• **Goal**:
Return each line of the records holding the string "gold".

┄┄┄┄┄┄┄┄┄┄

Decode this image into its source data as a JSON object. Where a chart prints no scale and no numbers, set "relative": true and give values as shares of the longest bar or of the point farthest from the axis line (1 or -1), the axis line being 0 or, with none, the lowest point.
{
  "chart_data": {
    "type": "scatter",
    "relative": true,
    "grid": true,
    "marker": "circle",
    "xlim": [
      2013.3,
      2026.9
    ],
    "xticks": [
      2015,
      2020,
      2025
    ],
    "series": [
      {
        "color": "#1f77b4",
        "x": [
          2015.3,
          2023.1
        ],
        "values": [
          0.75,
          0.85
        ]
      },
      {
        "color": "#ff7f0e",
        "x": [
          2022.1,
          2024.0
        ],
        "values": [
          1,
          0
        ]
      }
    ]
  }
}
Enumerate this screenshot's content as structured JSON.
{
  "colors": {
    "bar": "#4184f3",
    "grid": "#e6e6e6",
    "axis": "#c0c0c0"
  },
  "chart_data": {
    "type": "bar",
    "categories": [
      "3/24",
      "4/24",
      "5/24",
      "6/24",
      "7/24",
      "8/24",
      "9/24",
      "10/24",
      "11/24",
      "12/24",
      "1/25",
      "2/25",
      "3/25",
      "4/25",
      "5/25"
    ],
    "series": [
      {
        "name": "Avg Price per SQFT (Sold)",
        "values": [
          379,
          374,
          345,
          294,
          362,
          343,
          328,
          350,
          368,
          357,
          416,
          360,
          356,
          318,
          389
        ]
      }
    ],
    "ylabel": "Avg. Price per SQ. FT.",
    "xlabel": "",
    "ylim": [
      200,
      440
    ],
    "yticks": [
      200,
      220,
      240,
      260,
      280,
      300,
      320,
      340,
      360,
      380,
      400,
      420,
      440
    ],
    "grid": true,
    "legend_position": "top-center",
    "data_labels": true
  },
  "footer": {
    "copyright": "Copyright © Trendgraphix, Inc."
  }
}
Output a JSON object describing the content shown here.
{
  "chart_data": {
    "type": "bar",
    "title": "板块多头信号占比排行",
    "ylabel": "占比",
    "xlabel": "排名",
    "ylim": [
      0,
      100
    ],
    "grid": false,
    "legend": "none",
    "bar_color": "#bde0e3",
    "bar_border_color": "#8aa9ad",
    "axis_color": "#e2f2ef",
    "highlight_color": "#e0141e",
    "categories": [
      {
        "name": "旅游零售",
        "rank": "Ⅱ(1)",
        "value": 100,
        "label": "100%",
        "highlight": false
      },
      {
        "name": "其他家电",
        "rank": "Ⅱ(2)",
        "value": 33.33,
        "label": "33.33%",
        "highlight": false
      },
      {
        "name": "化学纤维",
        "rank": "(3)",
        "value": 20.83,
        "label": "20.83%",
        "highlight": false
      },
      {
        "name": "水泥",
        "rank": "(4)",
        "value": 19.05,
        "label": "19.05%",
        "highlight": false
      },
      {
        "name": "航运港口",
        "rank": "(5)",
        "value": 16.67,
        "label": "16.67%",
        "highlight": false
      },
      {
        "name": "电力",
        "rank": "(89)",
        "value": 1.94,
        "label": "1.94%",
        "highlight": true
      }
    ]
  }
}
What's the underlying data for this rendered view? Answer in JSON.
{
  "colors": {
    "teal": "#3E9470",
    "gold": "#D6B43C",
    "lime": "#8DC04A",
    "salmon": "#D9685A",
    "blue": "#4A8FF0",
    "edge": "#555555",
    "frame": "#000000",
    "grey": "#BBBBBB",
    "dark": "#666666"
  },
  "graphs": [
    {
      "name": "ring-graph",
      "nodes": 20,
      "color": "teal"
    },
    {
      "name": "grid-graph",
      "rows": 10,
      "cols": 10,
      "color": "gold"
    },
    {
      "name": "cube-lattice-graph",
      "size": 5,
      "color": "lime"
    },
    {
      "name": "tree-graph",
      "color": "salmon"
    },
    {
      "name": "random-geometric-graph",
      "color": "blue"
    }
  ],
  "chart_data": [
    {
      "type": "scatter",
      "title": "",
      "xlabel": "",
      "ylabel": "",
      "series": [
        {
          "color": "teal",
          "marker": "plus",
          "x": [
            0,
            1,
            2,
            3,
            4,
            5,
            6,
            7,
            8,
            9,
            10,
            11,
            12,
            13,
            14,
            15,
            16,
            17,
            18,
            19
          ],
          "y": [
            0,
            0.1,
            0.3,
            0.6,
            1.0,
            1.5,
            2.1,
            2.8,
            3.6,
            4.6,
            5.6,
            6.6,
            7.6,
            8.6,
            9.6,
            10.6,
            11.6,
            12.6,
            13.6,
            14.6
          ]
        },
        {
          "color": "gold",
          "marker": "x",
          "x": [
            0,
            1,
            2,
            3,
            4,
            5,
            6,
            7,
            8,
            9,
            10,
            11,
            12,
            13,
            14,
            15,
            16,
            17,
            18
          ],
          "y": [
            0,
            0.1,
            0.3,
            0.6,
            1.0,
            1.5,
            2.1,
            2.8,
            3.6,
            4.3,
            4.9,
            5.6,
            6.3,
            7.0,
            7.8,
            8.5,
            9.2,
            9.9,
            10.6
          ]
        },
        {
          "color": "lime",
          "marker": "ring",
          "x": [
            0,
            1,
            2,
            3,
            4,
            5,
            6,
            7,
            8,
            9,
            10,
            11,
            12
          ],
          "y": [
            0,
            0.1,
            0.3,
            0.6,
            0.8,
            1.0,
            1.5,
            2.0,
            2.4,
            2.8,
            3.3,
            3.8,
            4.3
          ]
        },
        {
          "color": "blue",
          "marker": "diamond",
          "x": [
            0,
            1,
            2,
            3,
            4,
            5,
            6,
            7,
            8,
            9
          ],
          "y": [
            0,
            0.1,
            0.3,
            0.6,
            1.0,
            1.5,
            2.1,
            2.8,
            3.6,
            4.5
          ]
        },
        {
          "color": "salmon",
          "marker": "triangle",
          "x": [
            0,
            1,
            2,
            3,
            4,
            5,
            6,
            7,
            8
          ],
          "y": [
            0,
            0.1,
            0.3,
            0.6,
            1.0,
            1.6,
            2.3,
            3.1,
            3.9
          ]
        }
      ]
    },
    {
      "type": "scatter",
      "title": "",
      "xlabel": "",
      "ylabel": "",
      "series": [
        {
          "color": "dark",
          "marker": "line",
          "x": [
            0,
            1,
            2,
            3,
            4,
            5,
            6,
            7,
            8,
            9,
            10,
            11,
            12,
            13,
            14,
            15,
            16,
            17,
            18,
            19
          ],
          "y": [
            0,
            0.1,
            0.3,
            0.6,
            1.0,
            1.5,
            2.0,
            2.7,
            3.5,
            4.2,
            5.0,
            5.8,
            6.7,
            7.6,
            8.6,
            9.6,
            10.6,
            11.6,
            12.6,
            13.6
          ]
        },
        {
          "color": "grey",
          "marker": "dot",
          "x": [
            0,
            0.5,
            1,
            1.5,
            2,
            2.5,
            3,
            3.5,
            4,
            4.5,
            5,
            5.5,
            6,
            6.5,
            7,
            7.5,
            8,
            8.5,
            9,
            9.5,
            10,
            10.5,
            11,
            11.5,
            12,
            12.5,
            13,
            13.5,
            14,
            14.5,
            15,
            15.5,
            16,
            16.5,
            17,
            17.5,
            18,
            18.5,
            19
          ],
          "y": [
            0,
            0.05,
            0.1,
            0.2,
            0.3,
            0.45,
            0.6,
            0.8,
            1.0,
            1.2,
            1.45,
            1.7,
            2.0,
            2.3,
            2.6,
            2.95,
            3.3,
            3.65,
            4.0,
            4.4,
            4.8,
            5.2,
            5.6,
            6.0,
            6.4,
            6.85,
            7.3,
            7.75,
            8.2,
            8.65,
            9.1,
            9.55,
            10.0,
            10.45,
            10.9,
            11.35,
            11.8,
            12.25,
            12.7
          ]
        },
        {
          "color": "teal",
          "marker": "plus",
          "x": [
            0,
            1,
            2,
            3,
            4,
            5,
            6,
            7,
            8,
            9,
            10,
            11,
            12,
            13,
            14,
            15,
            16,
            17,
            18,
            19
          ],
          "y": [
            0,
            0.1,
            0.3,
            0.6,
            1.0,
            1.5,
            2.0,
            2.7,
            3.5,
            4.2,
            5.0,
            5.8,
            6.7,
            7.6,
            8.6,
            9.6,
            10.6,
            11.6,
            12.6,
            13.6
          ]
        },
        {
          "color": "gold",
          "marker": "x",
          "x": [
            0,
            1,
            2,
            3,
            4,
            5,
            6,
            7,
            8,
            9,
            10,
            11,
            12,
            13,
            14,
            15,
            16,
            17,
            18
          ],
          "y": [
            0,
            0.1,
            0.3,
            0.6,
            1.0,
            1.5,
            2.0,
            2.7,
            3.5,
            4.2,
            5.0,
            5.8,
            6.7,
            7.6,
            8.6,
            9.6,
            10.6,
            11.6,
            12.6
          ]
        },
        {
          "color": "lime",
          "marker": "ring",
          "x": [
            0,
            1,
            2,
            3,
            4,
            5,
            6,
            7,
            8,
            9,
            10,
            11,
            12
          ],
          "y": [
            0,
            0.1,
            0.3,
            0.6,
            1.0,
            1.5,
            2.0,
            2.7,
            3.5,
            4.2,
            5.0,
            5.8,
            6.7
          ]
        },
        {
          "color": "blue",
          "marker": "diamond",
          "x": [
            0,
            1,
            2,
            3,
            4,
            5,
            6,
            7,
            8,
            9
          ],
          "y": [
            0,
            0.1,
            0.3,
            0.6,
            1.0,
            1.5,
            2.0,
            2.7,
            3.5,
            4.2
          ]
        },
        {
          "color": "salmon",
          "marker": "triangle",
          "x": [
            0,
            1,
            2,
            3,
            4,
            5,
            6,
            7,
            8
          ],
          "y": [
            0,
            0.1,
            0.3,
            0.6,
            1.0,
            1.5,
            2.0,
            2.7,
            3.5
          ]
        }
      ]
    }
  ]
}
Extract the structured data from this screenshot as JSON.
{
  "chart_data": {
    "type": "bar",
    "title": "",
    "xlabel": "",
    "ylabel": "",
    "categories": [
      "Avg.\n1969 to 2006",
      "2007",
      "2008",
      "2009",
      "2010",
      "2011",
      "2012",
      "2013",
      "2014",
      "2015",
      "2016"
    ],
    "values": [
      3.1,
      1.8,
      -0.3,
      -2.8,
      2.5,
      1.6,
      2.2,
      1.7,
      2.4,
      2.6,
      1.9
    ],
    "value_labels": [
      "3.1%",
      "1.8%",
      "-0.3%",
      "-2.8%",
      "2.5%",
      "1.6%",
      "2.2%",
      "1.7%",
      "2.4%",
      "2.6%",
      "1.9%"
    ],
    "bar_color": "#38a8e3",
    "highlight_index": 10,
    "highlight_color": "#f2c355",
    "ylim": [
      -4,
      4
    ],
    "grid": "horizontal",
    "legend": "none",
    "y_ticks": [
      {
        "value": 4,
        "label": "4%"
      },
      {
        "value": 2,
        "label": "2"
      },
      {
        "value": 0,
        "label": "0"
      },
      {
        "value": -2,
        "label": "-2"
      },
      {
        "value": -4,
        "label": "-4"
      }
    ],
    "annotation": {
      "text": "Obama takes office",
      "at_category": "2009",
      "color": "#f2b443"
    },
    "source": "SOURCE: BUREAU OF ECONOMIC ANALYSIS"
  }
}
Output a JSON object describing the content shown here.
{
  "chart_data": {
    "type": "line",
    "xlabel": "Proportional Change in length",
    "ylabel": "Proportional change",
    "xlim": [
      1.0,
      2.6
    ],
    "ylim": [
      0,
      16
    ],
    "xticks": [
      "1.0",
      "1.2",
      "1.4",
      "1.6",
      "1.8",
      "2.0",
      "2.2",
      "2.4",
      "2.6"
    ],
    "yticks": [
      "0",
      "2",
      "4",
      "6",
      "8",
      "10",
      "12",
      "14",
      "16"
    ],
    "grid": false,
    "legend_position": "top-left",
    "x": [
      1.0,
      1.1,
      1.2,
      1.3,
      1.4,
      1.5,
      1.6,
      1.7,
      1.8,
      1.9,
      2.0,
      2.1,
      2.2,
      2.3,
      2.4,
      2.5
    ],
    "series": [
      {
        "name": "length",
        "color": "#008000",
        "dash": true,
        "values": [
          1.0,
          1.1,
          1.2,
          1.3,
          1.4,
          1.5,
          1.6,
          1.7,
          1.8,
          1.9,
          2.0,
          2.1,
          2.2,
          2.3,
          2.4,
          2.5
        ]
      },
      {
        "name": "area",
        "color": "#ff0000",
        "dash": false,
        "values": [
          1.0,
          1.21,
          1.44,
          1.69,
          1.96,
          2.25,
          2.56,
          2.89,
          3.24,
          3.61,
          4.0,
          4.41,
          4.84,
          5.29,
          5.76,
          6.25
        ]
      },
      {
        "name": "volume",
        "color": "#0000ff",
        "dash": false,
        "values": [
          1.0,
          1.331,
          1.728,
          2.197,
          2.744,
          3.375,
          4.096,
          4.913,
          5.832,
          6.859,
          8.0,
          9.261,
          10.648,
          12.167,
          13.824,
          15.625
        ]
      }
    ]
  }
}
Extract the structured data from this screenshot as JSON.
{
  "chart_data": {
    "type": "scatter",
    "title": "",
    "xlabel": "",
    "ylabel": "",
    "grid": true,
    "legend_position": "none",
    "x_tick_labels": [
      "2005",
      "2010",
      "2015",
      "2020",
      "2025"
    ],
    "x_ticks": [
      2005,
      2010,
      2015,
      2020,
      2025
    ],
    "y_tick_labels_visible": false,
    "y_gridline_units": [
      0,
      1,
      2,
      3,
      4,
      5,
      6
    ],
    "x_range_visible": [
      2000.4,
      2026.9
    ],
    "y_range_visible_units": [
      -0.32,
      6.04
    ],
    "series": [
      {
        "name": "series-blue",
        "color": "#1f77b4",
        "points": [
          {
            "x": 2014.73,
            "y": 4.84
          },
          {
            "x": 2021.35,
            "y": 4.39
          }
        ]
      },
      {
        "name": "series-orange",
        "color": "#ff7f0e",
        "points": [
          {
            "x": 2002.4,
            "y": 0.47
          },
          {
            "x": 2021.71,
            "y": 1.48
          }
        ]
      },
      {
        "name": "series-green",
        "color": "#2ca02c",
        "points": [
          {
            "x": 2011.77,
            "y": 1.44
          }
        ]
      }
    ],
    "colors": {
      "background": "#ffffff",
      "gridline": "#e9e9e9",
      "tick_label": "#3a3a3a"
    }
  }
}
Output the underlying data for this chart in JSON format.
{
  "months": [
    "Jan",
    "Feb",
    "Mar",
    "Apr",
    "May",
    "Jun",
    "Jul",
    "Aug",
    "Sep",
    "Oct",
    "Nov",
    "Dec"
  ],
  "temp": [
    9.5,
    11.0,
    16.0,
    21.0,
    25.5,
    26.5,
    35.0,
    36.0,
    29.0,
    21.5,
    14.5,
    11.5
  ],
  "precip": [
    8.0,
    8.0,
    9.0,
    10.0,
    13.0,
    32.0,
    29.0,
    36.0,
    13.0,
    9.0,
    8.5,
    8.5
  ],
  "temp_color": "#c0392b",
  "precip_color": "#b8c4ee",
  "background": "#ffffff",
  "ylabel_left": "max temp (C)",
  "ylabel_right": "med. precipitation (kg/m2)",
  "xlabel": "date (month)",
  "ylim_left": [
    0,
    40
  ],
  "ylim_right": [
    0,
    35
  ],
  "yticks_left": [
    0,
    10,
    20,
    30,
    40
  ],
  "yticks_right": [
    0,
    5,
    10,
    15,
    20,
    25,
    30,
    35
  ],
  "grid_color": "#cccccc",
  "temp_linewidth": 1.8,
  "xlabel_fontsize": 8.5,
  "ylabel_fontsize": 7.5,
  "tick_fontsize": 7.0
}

┄┄┄┄┄┄┄┄┄┄

• **Solution below**:
    "gold": "#D6B43C",
      "color": "gold"
          "color": "gold",
          "color": "gold",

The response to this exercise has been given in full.